── Exercise material
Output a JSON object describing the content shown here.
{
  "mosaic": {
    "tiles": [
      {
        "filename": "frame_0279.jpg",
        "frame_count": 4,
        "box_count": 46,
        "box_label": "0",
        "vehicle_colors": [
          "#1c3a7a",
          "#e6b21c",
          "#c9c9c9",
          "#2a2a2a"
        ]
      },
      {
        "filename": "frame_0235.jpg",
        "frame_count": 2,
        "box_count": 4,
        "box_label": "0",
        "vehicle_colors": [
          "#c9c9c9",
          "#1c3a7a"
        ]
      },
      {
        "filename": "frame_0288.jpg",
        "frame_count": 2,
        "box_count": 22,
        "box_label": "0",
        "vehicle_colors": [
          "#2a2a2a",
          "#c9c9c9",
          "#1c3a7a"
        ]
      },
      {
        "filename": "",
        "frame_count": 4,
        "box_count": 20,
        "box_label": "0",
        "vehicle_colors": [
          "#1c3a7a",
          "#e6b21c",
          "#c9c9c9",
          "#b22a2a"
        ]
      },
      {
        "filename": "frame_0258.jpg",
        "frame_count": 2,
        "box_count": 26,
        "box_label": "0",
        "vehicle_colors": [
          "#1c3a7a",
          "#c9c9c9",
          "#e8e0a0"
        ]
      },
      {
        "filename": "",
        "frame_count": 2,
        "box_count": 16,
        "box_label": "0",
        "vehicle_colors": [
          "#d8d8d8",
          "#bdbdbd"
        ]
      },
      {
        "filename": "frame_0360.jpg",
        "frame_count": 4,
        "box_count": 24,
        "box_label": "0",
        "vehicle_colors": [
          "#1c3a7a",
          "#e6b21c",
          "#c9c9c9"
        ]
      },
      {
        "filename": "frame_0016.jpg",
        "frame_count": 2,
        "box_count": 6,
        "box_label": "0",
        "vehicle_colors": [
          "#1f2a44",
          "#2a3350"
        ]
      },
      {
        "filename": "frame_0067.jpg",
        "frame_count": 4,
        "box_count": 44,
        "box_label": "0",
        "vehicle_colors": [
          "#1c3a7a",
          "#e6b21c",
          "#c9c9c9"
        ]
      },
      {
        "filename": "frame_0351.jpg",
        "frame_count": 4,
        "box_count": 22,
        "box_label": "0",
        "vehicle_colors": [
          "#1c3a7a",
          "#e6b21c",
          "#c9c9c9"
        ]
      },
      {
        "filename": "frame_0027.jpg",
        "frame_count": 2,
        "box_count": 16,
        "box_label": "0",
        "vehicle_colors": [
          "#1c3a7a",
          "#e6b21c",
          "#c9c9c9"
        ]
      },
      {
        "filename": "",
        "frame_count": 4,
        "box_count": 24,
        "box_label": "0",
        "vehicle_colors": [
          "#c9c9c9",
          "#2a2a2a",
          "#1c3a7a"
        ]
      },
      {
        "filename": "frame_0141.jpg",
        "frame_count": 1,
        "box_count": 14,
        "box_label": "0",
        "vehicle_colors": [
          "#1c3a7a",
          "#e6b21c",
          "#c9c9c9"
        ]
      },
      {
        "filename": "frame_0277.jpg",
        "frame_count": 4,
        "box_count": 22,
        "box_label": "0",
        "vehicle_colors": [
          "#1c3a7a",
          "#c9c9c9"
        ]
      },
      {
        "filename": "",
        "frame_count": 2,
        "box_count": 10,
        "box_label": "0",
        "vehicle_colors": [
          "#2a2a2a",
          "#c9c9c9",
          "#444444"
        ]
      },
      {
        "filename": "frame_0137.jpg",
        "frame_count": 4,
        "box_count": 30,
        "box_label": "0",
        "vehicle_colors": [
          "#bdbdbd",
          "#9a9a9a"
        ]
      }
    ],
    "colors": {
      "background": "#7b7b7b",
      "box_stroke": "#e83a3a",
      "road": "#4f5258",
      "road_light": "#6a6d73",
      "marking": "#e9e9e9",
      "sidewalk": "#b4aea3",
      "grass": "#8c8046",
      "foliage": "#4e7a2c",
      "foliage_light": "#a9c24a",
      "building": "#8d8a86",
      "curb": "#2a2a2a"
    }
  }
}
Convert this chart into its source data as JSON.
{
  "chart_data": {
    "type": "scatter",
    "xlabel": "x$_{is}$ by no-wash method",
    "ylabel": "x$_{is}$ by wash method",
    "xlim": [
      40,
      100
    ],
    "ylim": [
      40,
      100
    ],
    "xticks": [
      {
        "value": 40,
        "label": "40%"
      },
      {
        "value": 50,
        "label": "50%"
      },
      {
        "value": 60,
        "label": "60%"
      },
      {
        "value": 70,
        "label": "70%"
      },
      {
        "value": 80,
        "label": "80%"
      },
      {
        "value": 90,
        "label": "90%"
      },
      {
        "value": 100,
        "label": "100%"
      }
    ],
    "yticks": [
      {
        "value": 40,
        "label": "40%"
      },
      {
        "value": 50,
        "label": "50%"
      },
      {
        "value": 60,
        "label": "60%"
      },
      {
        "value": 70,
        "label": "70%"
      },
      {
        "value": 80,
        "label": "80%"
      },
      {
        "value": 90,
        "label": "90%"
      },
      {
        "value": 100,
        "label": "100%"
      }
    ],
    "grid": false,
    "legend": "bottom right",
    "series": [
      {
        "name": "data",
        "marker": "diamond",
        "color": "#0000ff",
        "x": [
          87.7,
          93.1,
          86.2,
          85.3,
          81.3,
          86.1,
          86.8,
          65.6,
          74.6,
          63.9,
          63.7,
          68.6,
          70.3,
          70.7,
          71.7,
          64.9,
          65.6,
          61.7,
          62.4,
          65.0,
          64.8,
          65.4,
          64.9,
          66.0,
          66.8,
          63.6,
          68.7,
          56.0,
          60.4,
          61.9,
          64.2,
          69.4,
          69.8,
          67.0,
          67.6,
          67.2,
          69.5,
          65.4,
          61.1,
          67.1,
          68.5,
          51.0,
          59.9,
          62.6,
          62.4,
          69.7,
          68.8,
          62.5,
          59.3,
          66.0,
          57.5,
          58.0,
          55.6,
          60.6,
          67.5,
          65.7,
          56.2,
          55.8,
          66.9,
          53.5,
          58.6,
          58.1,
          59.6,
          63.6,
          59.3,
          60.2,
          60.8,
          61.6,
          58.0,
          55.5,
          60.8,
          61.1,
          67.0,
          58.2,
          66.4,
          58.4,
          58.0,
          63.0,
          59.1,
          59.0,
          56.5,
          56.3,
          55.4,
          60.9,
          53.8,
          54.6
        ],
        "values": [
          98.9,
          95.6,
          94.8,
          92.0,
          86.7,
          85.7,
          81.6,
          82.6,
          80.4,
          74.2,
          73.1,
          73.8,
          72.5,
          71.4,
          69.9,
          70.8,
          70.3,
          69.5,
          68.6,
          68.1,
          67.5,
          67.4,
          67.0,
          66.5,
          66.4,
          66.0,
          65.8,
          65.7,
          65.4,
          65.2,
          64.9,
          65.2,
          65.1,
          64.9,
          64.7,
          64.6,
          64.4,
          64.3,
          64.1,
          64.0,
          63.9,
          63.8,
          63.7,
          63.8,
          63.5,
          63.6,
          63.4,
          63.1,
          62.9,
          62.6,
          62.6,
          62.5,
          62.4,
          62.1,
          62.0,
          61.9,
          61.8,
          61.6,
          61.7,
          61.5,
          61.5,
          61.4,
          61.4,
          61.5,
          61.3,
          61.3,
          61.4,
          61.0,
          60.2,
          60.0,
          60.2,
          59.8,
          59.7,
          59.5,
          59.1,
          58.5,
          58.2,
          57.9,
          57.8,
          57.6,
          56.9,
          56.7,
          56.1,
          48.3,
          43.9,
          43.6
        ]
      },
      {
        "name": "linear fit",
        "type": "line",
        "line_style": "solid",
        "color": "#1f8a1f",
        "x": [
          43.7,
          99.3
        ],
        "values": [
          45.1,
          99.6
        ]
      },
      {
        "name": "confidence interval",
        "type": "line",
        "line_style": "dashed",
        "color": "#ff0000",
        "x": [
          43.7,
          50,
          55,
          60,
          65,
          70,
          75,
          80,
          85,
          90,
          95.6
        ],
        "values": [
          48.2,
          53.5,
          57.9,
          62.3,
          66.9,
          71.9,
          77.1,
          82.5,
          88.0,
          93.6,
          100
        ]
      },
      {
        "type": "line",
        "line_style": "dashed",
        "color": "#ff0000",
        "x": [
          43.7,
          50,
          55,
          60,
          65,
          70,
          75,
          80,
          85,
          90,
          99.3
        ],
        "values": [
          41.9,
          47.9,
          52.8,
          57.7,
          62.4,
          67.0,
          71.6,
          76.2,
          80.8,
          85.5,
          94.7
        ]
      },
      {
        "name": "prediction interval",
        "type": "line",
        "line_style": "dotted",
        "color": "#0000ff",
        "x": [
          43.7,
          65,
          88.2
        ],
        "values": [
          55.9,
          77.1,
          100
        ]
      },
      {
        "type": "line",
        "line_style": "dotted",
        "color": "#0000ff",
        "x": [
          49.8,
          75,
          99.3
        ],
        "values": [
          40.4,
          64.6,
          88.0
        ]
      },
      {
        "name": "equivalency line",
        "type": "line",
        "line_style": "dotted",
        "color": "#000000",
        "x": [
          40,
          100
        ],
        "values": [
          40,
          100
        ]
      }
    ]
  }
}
────
What you have to do ▸ Wherever the word "wash" occurs in a line of the listing, copy that line.

Task solution ▸
    "xlabel": "x$_{is}$ by no-wash method",
    "ylabel": "x$_{is}$ by wash method",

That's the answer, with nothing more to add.